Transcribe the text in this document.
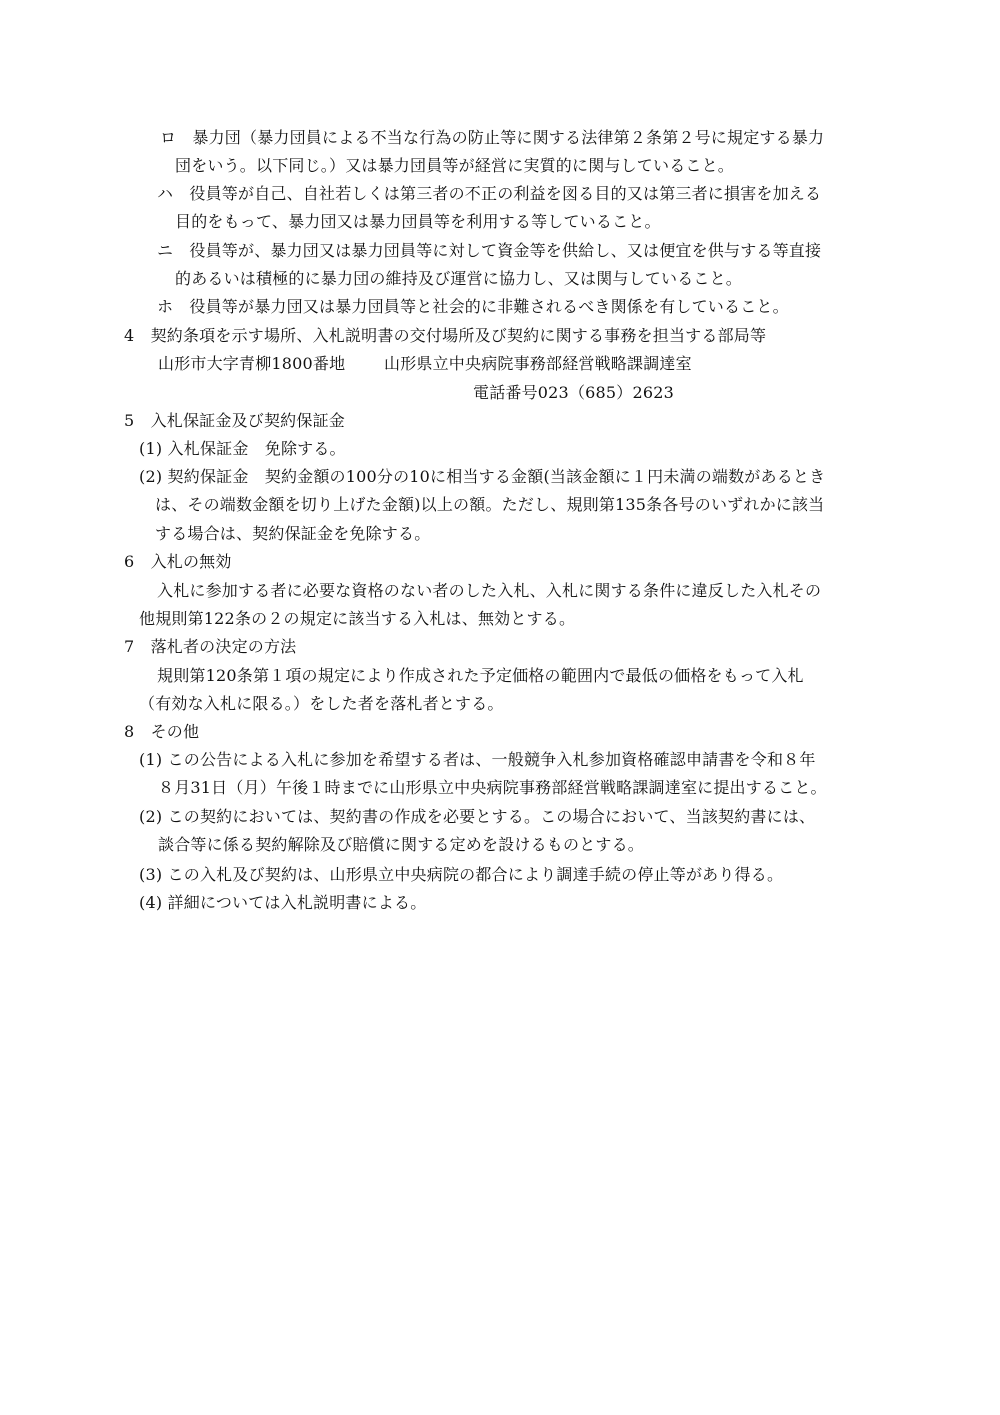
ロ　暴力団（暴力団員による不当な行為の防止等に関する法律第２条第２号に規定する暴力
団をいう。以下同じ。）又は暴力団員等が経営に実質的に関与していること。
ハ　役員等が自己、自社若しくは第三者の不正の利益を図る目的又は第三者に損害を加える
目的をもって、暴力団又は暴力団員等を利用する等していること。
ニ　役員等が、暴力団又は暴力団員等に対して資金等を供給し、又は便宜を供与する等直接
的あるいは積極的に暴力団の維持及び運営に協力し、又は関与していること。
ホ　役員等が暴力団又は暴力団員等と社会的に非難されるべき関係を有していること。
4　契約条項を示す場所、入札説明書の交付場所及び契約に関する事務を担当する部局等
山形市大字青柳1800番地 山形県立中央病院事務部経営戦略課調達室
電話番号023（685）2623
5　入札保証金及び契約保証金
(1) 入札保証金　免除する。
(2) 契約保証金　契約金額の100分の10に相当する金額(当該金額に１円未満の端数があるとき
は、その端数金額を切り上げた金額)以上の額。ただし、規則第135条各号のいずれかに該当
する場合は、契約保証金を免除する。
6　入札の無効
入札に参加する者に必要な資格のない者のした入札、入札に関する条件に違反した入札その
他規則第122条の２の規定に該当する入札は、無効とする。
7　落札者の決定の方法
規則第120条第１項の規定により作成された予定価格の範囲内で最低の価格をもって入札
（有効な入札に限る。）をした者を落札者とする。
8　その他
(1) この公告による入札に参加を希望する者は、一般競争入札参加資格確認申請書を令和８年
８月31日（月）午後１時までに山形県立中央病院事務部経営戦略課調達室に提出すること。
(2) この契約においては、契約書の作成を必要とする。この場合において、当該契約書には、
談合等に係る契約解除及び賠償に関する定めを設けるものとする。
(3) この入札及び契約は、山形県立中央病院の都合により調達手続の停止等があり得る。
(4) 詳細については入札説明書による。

▸ EXERCISE AIM
Quote the data exactly, leaving every image out of the copy.

▸ EXERCISE SOLUTION
Transcribe the text in this document.
ロ　暴力団（暴力団員による不当な行為の防止等に関する法律第２条第２号に規定する暴力
団をいう。以下同じ。）又は暴力団員等が経営に実質的に関与していること。
ハ　役員等が自己、自社若しくは第三者の不正の利益を図る目的又は第三者に損害を加える
目的をもって、暴力団又は暴力団員等を利用する等していること。
ニ　役員等が、暴力団又は暴力団員等に対して資金等を供給し、又は便宜を供与する等直接
的あるいは積極的に暴力団の維持及び運営に協力し、又は関与していること。
ホ　役員等が暴力団又は暴力団員等と社会的に非難されるべき関係を有していること。
4　契約条項を示す場所、入札説明書の交付場所及び契約に関する事務を担当する部局等
山形市大字青柳1800番地 山形県立中央病院事務部経営戦略課調達室
電話番号023（685）2623
5　入札保証金及び契約保証金
(1) 入札保証金　免除する。
(2) 契約保証金　契約金額の100分の10に相当する金額(当該金額に１円未満の端数があるとき
は、その端数金額を切り上げた金額)以上の額。ただし、規則第135条各号のいずれかに該当
する場合は、契約保証金を免除する。
6　入札の無効
入札に参加する者に必要な資格のない者のした入札、入札に関する条件に違反した入札その
他規則第122条の２の規定に該当する入札は、無効とする。
7　落札者の決定の方法
規則第120条第１項の規定により作成された予定価格の範囲内で最低の価格をもって入札
（有効な入札に限る。）をした者を落札者とする。
8　その他
(1) この公告による入札に参加を希望する者は、一般競争入札参加資格確認申請書を令和８年
８月31日（月）午後１時までに山形県立中央病院事務部経営戦略課調達室に提出すること。
(2) この契約においては、契約書の作成を必要とする。この場合において、当該契約書には、
談合等に係る契約解除及び賠償に関する定めを設けるものとする。
(3) この入札及び契約は、山形県立中央病院の都合により調達手続の停止等があり得る。
(4) 詳細については入札説明書による。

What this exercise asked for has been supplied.